##### Recorded information #####

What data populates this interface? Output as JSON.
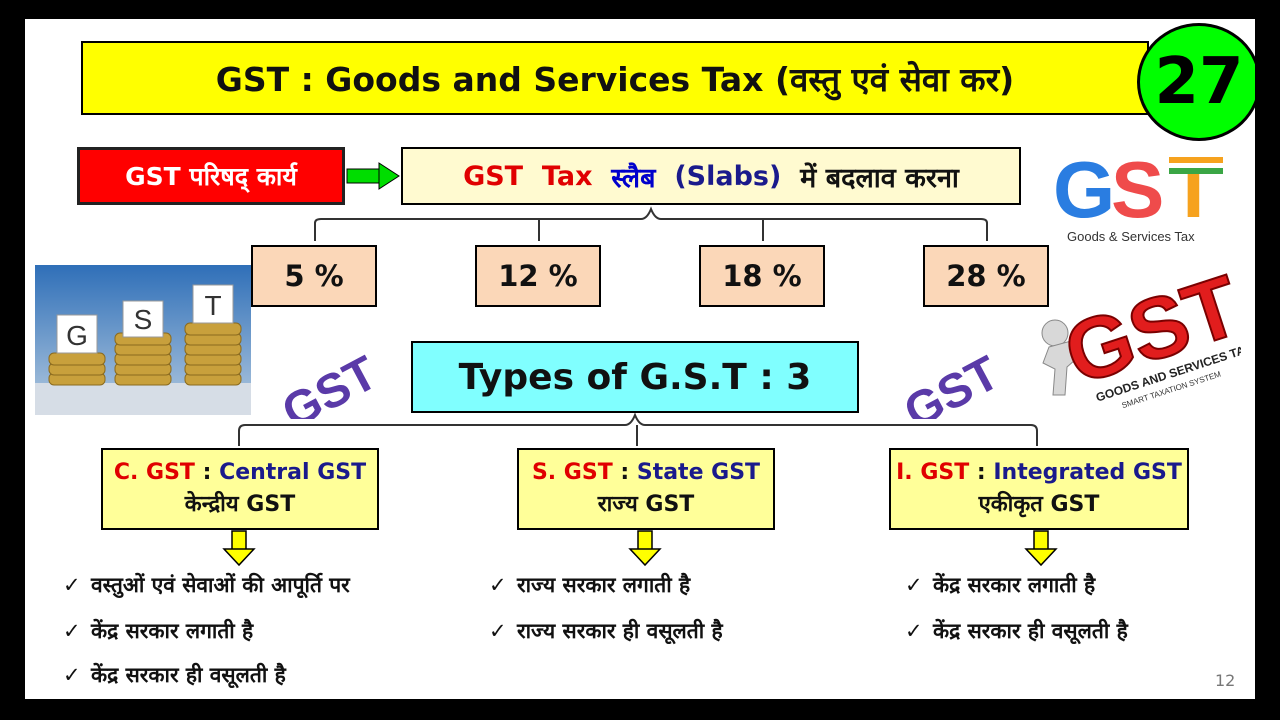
{
  "title": "GST : Goods and Services Tax (वस्तु एवं सेवा कर)",
  "episode_number": "27",
  "council_label": "GST परिषद् कार्य",
  "slab_heading": {
    "part1": "GST",
    "part2": "Tax",
    "part3": "स्लैब",
    "part4": "(Slabs)",
    "part5": "में बदलाव करना"
  },
  "slabs": [
    "5 %",
    "12 %",
    "18 %",
    "28 %"
  ],
  "types_heading": "Types of G.S.T  :  3",
  "gst_types": [
    {
      "abbr": "C. GST",
      "sep": " : ",
      "name": "Central GST",
      "hindi": "केन्द्रीय  GST",
      "points": [
        "वस्तुओं एवं सेवाओं की आपूर्ति पर",
        "केंद्र सरकार लगाती है",
        "केंद्र सरकार ही वसूलती है"
      ]
    },
    {
      "abbr": "S. GST",
      "sep": " : ",
      "name": "State GST",
      "hindi": "राज्य  GST",
      "points": [
        "राज्य सरकार लगाती है",
        "राज्य सरकार ही वसूलती है"
      ]
    },
    {
      "abbr": "I. GST",
      "sep": " : ",
      "name": "Integrated GST",
      "hindi": "एकीकृत  GST",
      "points": [
        "केंद्र सरकार लगाती है",
        "केंद्र सरकार ही वसूलती है"
      ]
    }
  ],
  "check_mark": "✓",
  "logo_gst": "GST",
  "logo_caption": "Goods & Services Tax",
  "coins_letters": [
    "G",
    "S",
    "T"
  ],
  "watermark_text": "GST",
  "badge_logo": {
    "text": "GST",
    "ring": "GOODS AND SERVICES TAX",
    "tag": "SMART TAXATION SYSTEM"
  },
  "page_number": "12",
  "colors": {
    "title_bg": "#ffff00",
    "number_bg": "#00ff00",
    "council_bg": "#ff0000",
    "slab_bg": "#fbd7b8",
    "types_bg": "#80ffff",
    "type_box_bg": "#ffff99",
    "arrow_green": "#00dd00",
    "arrow_yellow": "#ffff00"
  }
}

#####

• Your task: Ignore the images and quote every line of the listing exactly.

• Solution for this task:
What data populates this interface? Output as JSON.
{
  "title": "GST : Goods and Services Tax (वस्तु एवं सेवा कर)",
  "episode_number": "27",
  "council_label": "GST परिषद् कार्य",
  "slab_heading": {
    "part1": "GST",
    "part2": "Tax",
    "part3": "स्लैब",
    "part4": "(Slabs)",
    "part5": "में बदलाव करना"
  },
  "slabs": [
    "5 %",
    "12 %",
    "18 %",
    "28 %"
  ],
  "types_heading": "Types of G.S.T  :  3",
  "gst_types": [
    {
      "abbr": "C. GST",
      "sep": " : ",
      "name": "Central GST",
      "hindi": "केन्द्रीय  GST",
      "points": [
        "वस्तुओं एवं सेवाओं की आपूर्ति पर",
        "केंद्र सरकार लगाती है",
        "केंद्र सरकार ही वसूलती है"
      ]
    },
    {
      "abbr": "S. GST",
      "sep": " : ",
      "name": "State GST",
      "hindi": "राज्य  GST",
      "points": [
        "राज्य सरकार लगाती है",
        "राज्य सरकार ही वसूलती है"
      ]
    },
    {
      "abbr": "I. GST",
      "sep": " : ",
      "name": "Integrated GST",
      "hindi": "एकीकृत  GST",
      "points": [
        "केंद्र सरकार लगाती है",
        "केंद्र सरकार ही वसूलती है"
      ]
    }
  ],
  "check_mark": "✓",
  "logo_gst": "GST",
  "logo_caption": "Goods & Services Tax",
  "coins_letters": [
    "G",
    "S",
    "T"
  ],
  "watermark_text": "GST",
  "badge_logo": {
    "text": "GST",
    "ring": "GOODS AND SERVICES TAX",
    "tag": "SMART TAXATION SYSTEM"
  },
  "page_number": "12",
  "colors": {
    "title_bg": "#ffff00",
    "number_bg": "#00ff00",
    "council_bg": "#ff0000",
    "slab_bg": "#fbd7b8",
    "types_bg": "#80ffff",
    "type_box_bg": "#ffff99",
    "arrow_green": "#00dd00",
    "arrow_yellow": "#ffff00"
  }
}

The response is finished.